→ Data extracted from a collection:
■ ■ ■ ■ ■ ■ ■
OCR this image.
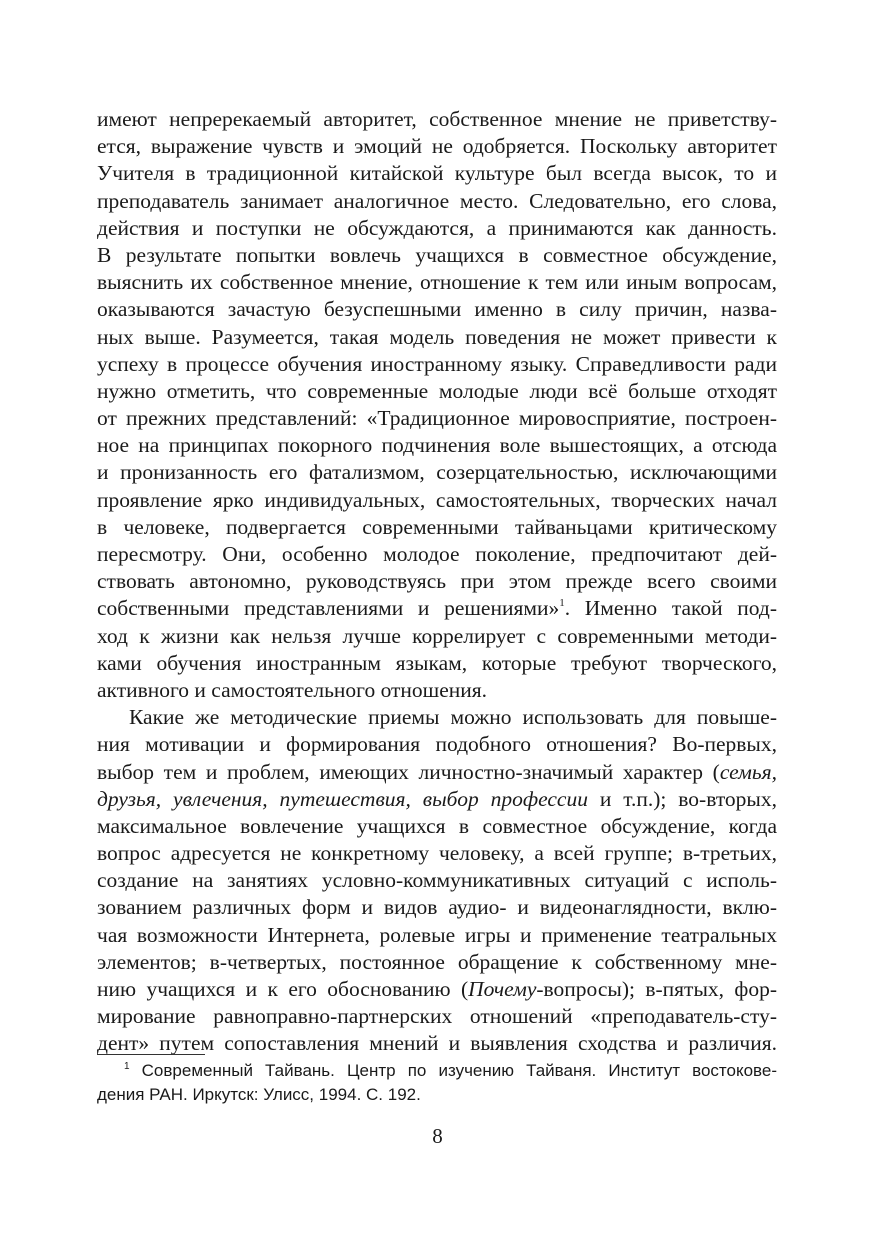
имеют непререкаемый авторитет, собственное мнение не приветству-
ется, выражение чувств и эмоций не одобряется. Поскольку авторитет
Учителя в традиционной китайской культуре был всегда высок, то и
преподаватель занимает аналогичное место. Следовательно, его слова,
действия и поступки не обсуждаются, а принимаются как данность.
В результате попытки вовлечь учащихся в совместное обсуждение,
выяснить их собственное мнение, отношение к тем или иным вопросам,
оказываются зачастую безуспешными именно в силу причин, назва-
ных выше. Разумеется, такая модель поведения не может привести к
успеху в процессе обучения иностранному языку. Справедливости ради
нужно отметить, что современные молодые люди всё больше отходят
от прежних представлений: «Традиционное мировосприятие, построен-
ное на принципах покорного подчинения воле вышестоящих, а отсюда
и пронизанность его фатализмом, созерцательностью, исключающими
проявление ярко индивидуальных, самостоятельных, творческих начал
в человеке, подвергается современными тайваньцами критическому
пересмотру. Они, особенно молодое поколение, предпочитают дей-
ствовать автономно, руководствуясь при этом прежде всего своими
собственными представлениями и решениями»$^1$. Именно такой под-
ход к жизни как нельзя лучше коррелирует с современными методи-
ками обучения иностранным языкам, которые требуют творческого,
активного и самостоятельного отношения.
Какие же методические приемы можно использовать для повыше-
ния мотивации и формирования подобного отношения? Во-первых,
выбор тем и проблем, имеющих личностно-значимый характер (семья,
друзья, увлечения, путешествия, выбор профессии и т.п.); во-вторых,
максимальное вовлечение учащихся в совместное обсуждение, когда
вопрос адресуется не конкретному человеку, а всей группе; в-третьих,
создание на занятиях условно-коммуникативных ситуаций с исполь-
зованием различных форм и видов аудио- и видеонаглядности, вклю-
чая возможности Интернета, ролевые игры и применение театральных
элементов; в-четвертых, постоянное обращение к собственному мне-
нию учащихся и к его обоснованию (Почему-вопросы); в-пятых, фор-
мирование равноправно-партнерских отношений «преподаватель-сту-
дент» путем сопоставления мнений и выявления сходства и различия.
$^1$ Современный Тайвань. Центр по изучению Тайваня. Институт востокове-
дения РАН. Иркутск: Улисс, 1994. С. 192.
8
■ ■ ■ ■ ■ ■ ■
Your task is to retype all the entries exactly and leave out any pictures.

OCR this image.
имеют непререкаемый авторитет, собственное мнение не приветству-
ется, выражение чувств и эмоций не одобряется. Поскольку авторитет
Учителя в традиционной китайской культуре был всегда высок, то и
преподаватель занимает аналогичное место. Следовательно, его слова,
действия и поступки не обсуждаются, а принимаются как данность.
В результате попытки вовлечь учащихся в совместное обсуждение,
выяснить их собственное мнение, отношение к тем или иным вопросам,
оказываются зачастую безуспешными именно в силу причин, назва-
ных выше. Разумеется, такая модель поведения не может привести к
успеху в процессе обучения иностранному языку. Справедливости ради
нужно отметить, что современные молодые люди всё больше отходят
от прежних представлений: «Традиционное мировосприятие, построен-
ное на принципах покорного подчинения воле вышестоящих, а отсюда
и пронизанность его фатализмом, созерцательностью, исключающими
проявление ярко индивидуальных, самостоятельных, творческих начал
в человеке, подвергается современными тайваньцами критическому
пересмотру. Они, особенно молодое поколение, предпочитают дей-
ствовать автономно, руководствуясь при этом прежде всего своими
собственными представлениями и решениями»$^1$. Именно такой под-
ход к жизни как нельзя лучше коррелирует с современными методи-
ками обучения иностранным языкам, которые требуют творческого,
активного и самостоятельного отношения.
Какие же методические приемы можно использовать для повыше-
ния мотивации и формирования подобного отношения? Во-первых,
выбор тем и проблем, имеющих личностно-значимый характер (семья,
друзья, увлечения, путешествия, выбор профессии и т.п.); во-вторых,
максимальное вовлечение учащихся в совместное обсуждение, когда
вопрос адресуется не конкретному человеку, а всей группе; в-третьих,
создание на занятиях условно-коммуникативных ситуаций с исполь-
зованием различных форм и видов аудио- и видеонаглядности, вклю-
чая возможности Интернета, ролевые игры и применение театральных
элементов; в-четвертых, постоянное обращение к собственному мне-
нию учащихся и к его обоснованию (Почему-вопросы); в-пятых, фор-
мирование равноправно-партнерских отношений «преподаватель-сту-
дент» путем сопоставления мнений и выявления сходства и различия.
$^1$ Современный Тайвань. Центр по изучению Тайваня. Институт востокове-
дения РАН. Иркутск: Улисс, 1994. С. 192.
8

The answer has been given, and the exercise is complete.